### Written request
Scan the data beneath this task and copy each line that includes "name".

(Extracted records)

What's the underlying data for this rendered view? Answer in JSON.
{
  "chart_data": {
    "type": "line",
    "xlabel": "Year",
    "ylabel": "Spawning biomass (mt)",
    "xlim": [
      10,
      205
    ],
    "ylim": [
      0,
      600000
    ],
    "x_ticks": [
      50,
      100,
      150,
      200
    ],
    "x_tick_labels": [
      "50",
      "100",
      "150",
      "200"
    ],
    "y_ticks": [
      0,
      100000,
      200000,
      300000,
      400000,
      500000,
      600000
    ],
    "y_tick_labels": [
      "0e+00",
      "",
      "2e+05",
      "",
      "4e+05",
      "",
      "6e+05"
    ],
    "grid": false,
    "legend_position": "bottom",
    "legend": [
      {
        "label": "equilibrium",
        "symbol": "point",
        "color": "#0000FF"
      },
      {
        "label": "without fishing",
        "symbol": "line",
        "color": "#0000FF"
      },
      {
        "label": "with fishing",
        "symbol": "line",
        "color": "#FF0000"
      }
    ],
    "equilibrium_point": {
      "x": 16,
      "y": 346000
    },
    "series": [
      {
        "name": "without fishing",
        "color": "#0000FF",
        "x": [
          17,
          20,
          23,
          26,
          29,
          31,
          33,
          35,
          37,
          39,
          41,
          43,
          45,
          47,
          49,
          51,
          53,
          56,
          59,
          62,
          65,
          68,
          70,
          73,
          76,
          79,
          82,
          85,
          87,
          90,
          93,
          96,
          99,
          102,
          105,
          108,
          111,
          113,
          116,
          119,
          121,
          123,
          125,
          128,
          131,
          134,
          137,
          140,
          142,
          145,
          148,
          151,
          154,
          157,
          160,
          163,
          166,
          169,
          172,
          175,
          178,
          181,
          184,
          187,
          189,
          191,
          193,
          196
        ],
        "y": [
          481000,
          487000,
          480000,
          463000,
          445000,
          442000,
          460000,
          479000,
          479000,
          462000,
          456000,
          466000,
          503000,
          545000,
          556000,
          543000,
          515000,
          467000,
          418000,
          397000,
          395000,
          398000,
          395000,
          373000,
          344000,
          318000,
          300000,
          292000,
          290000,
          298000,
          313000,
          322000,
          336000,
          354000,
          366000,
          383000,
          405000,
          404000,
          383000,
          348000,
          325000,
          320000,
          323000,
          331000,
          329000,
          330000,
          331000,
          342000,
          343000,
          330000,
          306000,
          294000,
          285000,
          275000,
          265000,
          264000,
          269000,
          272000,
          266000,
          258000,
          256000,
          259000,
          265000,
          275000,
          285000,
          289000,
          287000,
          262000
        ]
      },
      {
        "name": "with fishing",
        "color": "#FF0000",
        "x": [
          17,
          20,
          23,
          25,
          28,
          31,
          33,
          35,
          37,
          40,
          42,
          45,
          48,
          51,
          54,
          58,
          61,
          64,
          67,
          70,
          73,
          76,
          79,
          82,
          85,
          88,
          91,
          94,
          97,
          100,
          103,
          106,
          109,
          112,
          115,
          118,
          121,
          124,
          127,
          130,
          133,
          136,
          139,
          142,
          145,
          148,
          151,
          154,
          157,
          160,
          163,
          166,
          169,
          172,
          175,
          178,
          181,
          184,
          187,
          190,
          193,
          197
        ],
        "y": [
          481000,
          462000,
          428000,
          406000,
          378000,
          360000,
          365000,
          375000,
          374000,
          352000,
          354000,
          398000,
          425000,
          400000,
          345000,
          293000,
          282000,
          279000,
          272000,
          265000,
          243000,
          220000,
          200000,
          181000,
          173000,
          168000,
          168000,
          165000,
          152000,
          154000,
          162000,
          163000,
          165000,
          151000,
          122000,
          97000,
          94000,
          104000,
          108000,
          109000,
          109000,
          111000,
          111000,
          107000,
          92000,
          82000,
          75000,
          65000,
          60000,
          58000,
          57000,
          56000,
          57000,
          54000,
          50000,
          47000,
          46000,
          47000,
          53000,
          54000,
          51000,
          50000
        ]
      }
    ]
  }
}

### Output of the task
        "name": "without fishing",
        "name": "with fishing",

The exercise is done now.